- [RECORDS]
■ ■ ■ ■ ■ ■ ■

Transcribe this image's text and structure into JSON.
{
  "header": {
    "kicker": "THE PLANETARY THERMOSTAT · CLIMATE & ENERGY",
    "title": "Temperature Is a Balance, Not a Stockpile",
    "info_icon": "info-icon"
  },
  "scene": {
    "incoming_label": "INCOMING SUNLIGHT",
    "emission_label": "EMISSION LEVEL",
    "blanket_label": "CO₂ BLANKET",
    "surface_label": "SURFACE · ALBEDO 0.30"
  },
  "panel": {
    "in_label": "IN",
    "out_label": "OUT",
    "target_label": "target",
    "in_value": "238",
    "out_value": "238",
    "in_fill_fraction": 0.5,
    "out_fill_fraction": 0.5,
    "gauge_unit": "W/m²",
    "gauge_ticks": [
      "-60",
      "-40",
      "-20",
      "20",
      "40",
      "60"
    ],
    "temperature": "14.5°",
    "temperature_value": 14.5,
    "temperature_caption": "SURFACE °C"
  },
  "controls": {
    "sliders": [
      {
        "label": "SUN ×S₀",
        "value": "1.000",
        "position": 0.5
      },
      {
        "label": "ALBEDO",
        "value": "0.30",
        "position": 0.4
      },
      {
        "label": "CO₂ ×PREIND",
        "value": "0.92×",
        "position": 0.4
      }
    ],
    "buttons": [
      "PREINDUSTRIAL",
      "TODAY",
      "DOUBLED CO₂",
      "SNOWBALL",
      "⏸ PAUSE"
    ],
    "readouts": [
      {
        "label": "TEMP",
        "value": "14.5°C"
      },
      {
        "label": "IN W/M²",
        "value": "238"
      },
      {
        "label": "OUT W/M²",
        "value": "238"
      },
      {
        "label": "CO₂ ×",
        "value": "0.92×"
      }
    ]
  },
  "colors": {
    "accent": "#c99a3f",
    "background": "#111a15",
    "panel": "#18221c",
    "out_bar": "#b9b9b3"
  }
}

■ ■ ■ ■ ■ ■ ■

Your task is to return the full listing exactly as it was given.

Transcribe this image's text and structure into JSON.
{
  "header": {
    "kicker": "THE PLANETARY THERMOSTAT · CLIMATE & ENERGY",
    "title": "Temperature Is a Balance, Not a Stockpile",
    "info_icon": "info-icon"
  },
  "scene": {
    "incoming_label": "INCOMING SUNLIGHT",
    "emission_label": "EMISSION LEVEL",
    "blanket_label": "CO₂ BLANKET",
    "surface_label": "SURFACE · ALBEDO 0.30"
  },
  "panel": {
    "in_label": "IN",
    "out_label": "OUT",
    "target_label": "target",
    "in_value": "238",
    "out_value": "238",
    "in_fill_fraction": 0.5,
    "out_fill_fraction": 0.5,
    "gauge_unit": "W/m²",
    "gauge_ticks": [
      "-60",
      "-40",
      "-20",
      "20",
      "40",
      "60"
    ],
    "temperature": "14.5°",
    "temperature_value": 14.5,
    "temperature_caption": "SURFACE °C"
  },
  "controls": {
    "sliders": [
      {
        "label": "SUN ×S₀",
        "value": "1.000",
        "position": 0.5
      },
      {
        "label": "ALBEDO",
        "value": "0.30",
        "position": 0.4
      },
      {
        "label": "CO₂ ×PREIND",
        "value": "0.92×",
        "position": 0.4
      }
    ],
    "buttons": [
      "PREINDUSTRIAL",
      "TODAY",
      "DOUBLED CO₂",
      "SNOWBALL",
      "⏸ PAUSE"
    ],
    "readouts": [
      {
        "label": "TEMP",
        "value": "14.5°C"
      },
      {
        "label": "IN W/M²",
        "value": "238"
      },
      {
        "label": "OUT W/M²",
        "value": "238"
      },
      {
        "label": "CO₂ ×",
        "value": "0.92×"
      }
    ]
  },
  "colors": {
    "accent": "#c99a3f",
    "background": "#111a15",
    "panel": "#18221c",
    "out_bar": "#b9b9b3"
  }
}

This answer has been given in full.